Every line below that contains "lost" is to be copied.

BEGIN MATERIAL SHOWN

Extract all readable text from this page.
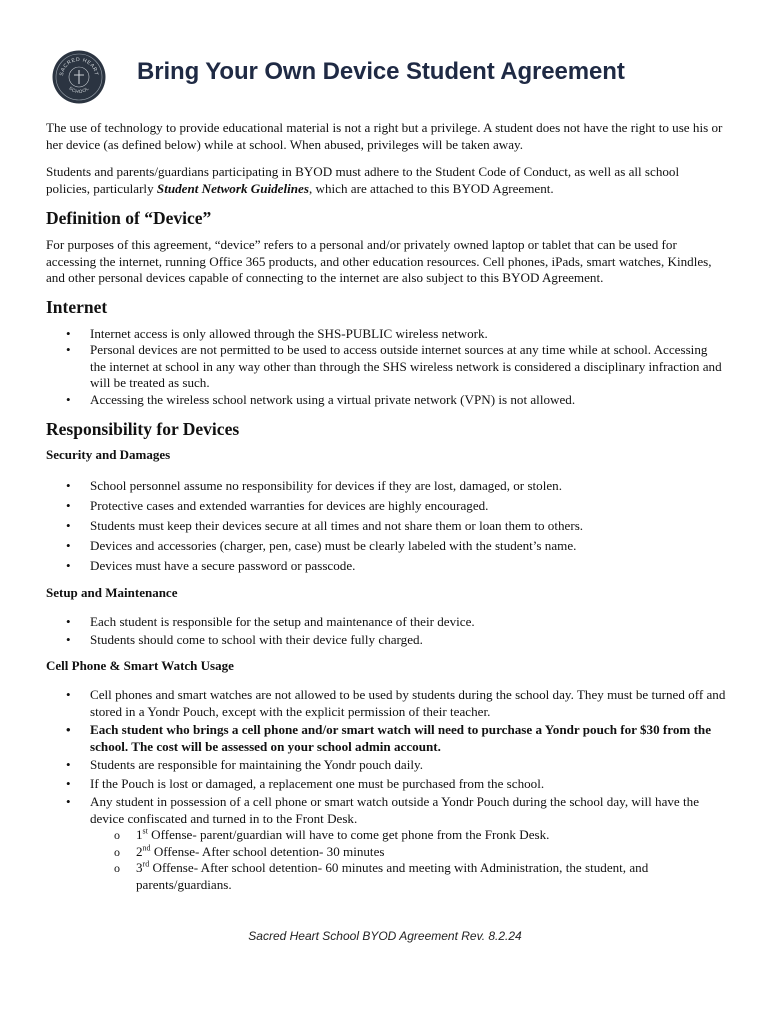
SACRED HEART
SCHOOL
Bring Your Own Device Student Agreement

The use of technology to provide educational material is not a right but a privilege. A student does not have the right to use his or her device (as defined below) while at school. When abused, privileges will be taken away.

Students and parents/guardians participating in BYOD must adhere to the Student Code of Conduct, as well as all school policies, particularly Student Network Guidelines, which are attached to this BYOD Agreement.

Definition of “Device”

For purposes of this agreement, “device” refers to a personal and/or privately owned laptop or tablet that can be used for accessing the internet, running Office 365 products, and other education resources. Cell phones, iPads, smart watches, Kindles, and other personal devices capable of connecting to the internet are also subject to this BYOD Agreement.

Internet
• Internet access is only allowed through the SHS-PUBLIC wireless network.
• Personal devices are not permitted to be used to access outside internet sources at any time while at school. Accessing the internet at school in any way other than through the SHS wireless network is considered a disciplinary infraction and will be treated as such.
• Accessing the wireless school network using a virtual private network (VPN) is not allowed.
Responsibility for Devices
Security and Damages
• School personnel assume no responsibility for devices if they are lost, damaged, or stolen.
• Protective cases and extended warranties for devices are highly encouraged.
• Students must keep their devices secure at all times and not share them or loan them to others.
• Devices and accessories (charger, pen, case) must be clearly labeled with the student’s name.
• Devices must have a secure password or passcode.
Setup and Maintenance
• Each student is responsible for the setup and maintenance of their device.
• Students should come to school with their device fully charged.
Cell Phone & Smart Watch Usage
• Cell phones and smart watches are not allowed to be used by students during the school day. They must be turned off and stored in a Yondr Pouch, except with the explicit permission of their teacher.
• Each student who brings a cell phone and/or smart watch will need to purchase a Yondr pouch for $30 from the school. The cost will be assessed on your school admin account.
• Students are responsible for maintaining the Yondr pouch daily.
• If the Pouch is lost or damaged, a replacement one must be purchased from the school.
• Any student in possession of a cell phone or smart watch outside a Yondr Pouch during the school day, will have the device confiscated and turned in to the Front Desk.
o 1st Offense- parent/guardian will have to come get phone from the Fronk Desk.
o 2nd Offense- After school detention- 30 minutes
o 3rd Offense- After school detention- 60 minutes and meeting with Administration, the student, and parents/guardians.
Sacred Heart School BYOD Agreement Rev. 8.2.24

END MATERIAL SHOWN

## [EXERCISE OUTPUT]
• School personnel assume no responsibility for devices if they are lost, damaged, or stolen.
• If the Pouch is lost or damaged, a replacement one must be purchased from the school.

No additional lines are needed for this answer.